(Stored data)
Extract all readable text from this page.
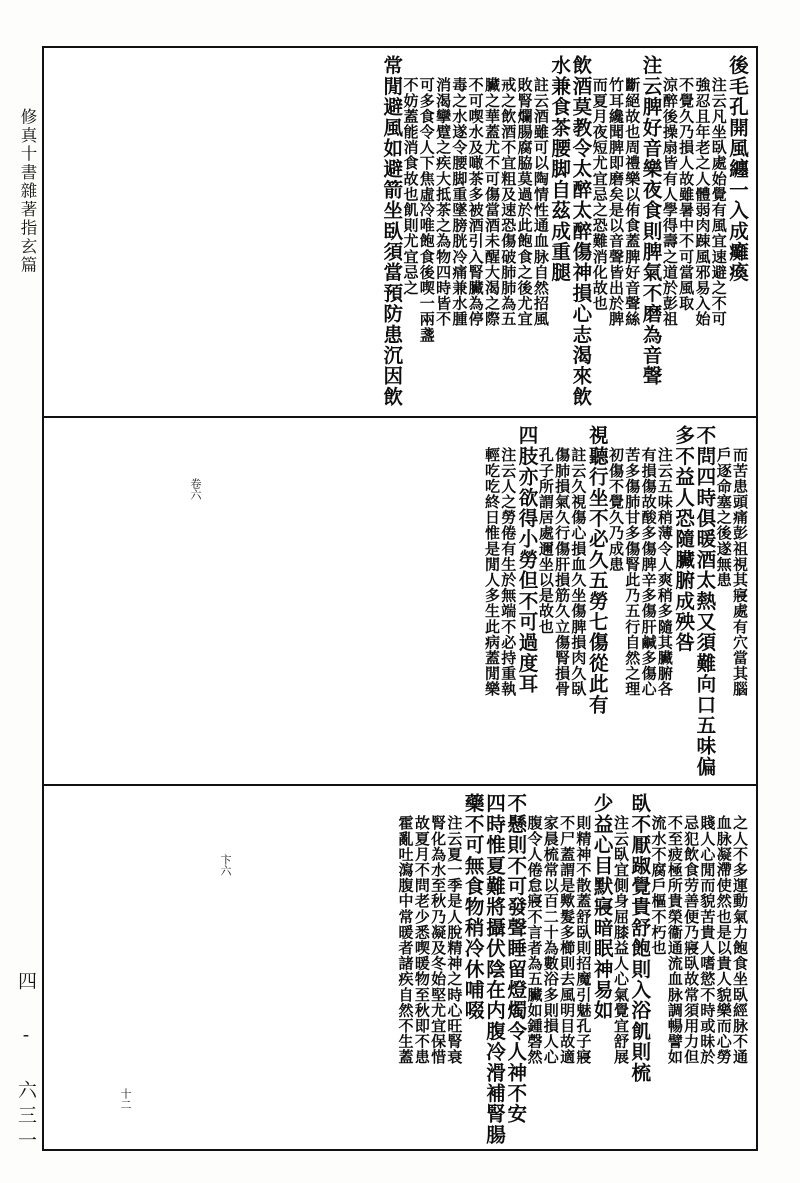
修真十書雜著指玄篇
四 - 六三一
後毛孔開風纏一入成癱瘓
注云凡坐臥處始覺有風宜速避之不可
強忍且年老之人體弱肉踈風邪易入始
不覺久乃損人故雖暑中不可當風取
涼醉後操扇皆有人學得壽之道於彭祖
注云脾好音樂夜食則脾氣不磨為音聲
斷絕故也周禮樂以侑食蓋脾好音聲絲
竹耳纔聞脾即磨矣是以音聲皆出於脾
而夏月夜短尤宜忌之恐難消化故也
飲酒莫教令太醉太醉傷神損心志渴來飲
水兼食茶腰脚自茲成重腿
註云酒雖可以陶情性通血脉自然招風
敗腎爛腸腐脇莫過於此飽食之後尤宜
戒之飲酒不宜粗及速恐傷破肺肺為五
臟之華蓋尤不可傷當酒未醒大渴之際
不可喫水及噉茶多被酒引入腎臟為停
毒之水遂令腰脚重墜膀胱冷痛兼水腫
消渴攣躄之疾大抵茶之為物四時皆不
可多食令人下焦虛冷唯飽食後喫一兩盞
不妨蓋能消食故也飢則尤宜忌之
常閒避風如避箭坐臥須當預防患沉因飲
而苦患頭痛彭祖視其寢處有穴當其腦
戶逐命塞之後遂無患
不問四時俱暖酒太熱又須難向口五味偏
多不益人恐隨臟腑成殃咎
注云五味稍薄令人爽稍多隨其臟腑各
有損傷故酸多傷脾辛多傷肝鹹多傷心
苦多傷肺甘多傷腎此乃五行自然之理
初傷不覺久乃成患
視聽行坐不必久五勞七傷從此有
註云久視傷心損血久坐傷脾損肉久臥
傷肺損氣久行傷肝損筋久立傷腎損骨
孔子所謂居處邇坐以是故也
四肢亦欲得小勞但不可過度耳
注云人之勞倦有生於無端不必持重執
輕吃吃終日惟是閒人多生此病蓋閒樂
之人不多運動氣力飽食坐臥經脉不通
血脉凝滯使然也是以貴人貌樂而心勞
賤人心閒而貌苦貴人嗜慾不時或昧於
忌犯飲食劳善便乃寢臥故常須用力但
不至疲極所貴榮衞通流血脉調暢譬如
流水不腐戶樞不朽也
臥不厭踧覺貴舒飽則入浴飢則梳
注云臥宜側身屈膝益人心氣覺宜舒展
少益心目默寢暗眠神易如
則精神不散蓋舒臥則招魔引魅孔子寢
不尸蓋謂是歟髮多櫛則去風明目故適
家晨梳常以百二十為數浴多則損人心
腹令人倦怠寢不言者為五臟如鍾磬然
不懸則不可發聲睡留燈燭令人神不安
四時惟夏難將攝伏陰在内腹冷滑補腎腸
藥不可無食物稍冷休哺啜
注云夏一季是人脫精神之時心旺腎衰
腎化為水至秋乃凝及冬始堅尤宜保惜
故夏月不問老少悉喫暖物至秋即不患
霍亂吐瀉腹中常暖者諸疾自然不生蓋
卷六
十二
卞六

=== What is required ===
Output the full set of records above without changing a word, and drop the images.

=== Complete response ===
Extract all readable text from this page.
修真十書雜著指玄篇
四 - 六三一
後毛孔開風纏一入成癱瘓
注云凡坐臥處始覺有風宜速避之不可
強忍且年老之人體弱肉踈風邪易入始
不覺久乃損人故雖暑中不可當風取
涼醉後操扇皆有人學得壽之道於彭祖
注云脾好音樂夜食則脾氣不磨為音聲
斷絕故也周禮樂以侑食蓋脾好音聲絲
竹耳纔聞脾即磨矣是以音聲皆出於脾
而夏月夜短尤宜忌之恐難消化故也
飲酒莫教令太醉太醉傷神損心志渴來飲
水兼食茶腰脚自茲成重腿
註云酒雖可以陶情性通血脉自然招風
敗腎爛腸腐脇莫過於此飽食之後尤宜
戒之飲酒不宜粗及速恐傷破肺肺為五
臟之華蓋尤不可傷當酒未醒大渴之際
不可喫水及噉茶多被酒引入腎臟為停
毒之水遂令腰脚重墜膀胱冷痛兼水腫
消渴攣躄之疾大抵茶之為物四時皆不
可多食令人下焦虛冷唯飽食後喫一兩盞
不妨蓋能消食故也飢則尤宜忌之
常閒避風如避箭坐臥須當預防患沉因飲
而苦患頭痛彭祖視其寢處有穴當其腦
戶逐命塞之後遂無患
不問四時俱暖酒太熱又須難向口五味偏
多不益人恐隨臟腑成殃咎
注云五味稍薄令人爽稍多隨其臟腑各
有損傷故酸多傷脾辛多傷肝鹹多傷心
苦多傷肺甘多傷腎此乃五行自然之理
初傷不覺久乃成患
視聽行坐不必久五勞七傷從此有
註云久視傷心損血久坐傷脾損肉久臥
傷肺損氣久行傷肝損筋久立傷腎損骨
孔子所謂居處邇坐以是故也
四肢亦欲得小勞但不可過度耳
注云人之勞倦有生於無端不必持重執
輕吃吃終日惟是閒人多生此病蓋閒樂
之人不多運動氣力飽食坐臥經脉不通
血脉凝滯使然也是以貴人貌樂而心勞
賤人心閒而貌苦貴人嗜慾不時或昧於
忌犯飲食劳善便乃寢臥故常須用力但
不至疲極所貴榮衞通流血脉調暢譬如
流水不腐戶樞不朽也
臥不厭踧覺貴舒飽則入浴飢則梳
注云臥宜側身屈膝益人心氣覺宜舒展
少益心目默寢暗眠神易如
則精神不散蓋舒臥則招魔引魅孔子寢
不尸蓋謂是歟髮多櫛則去風明目故適
家晨梳常以百二十為數浴多則損人心
腹令人倦怠寢不言者為五臟如鍾磬然
不懸則不可發聲睡留燈燭令人神不安
四時惟夏難將攝伏陰在内腹冷滑補腎腸
藥不可無食物稍冷休哺啜
注云夏一季是人脫精神之時心旺腎衰
腎化為水至秋乃凝及冬始堅尤宜保惜
故夏月不問老少悉喫暖物至秋即不患
霍亂吐瀉腹中常暖者諸疾自然不生蓋
卷六
十二
卞六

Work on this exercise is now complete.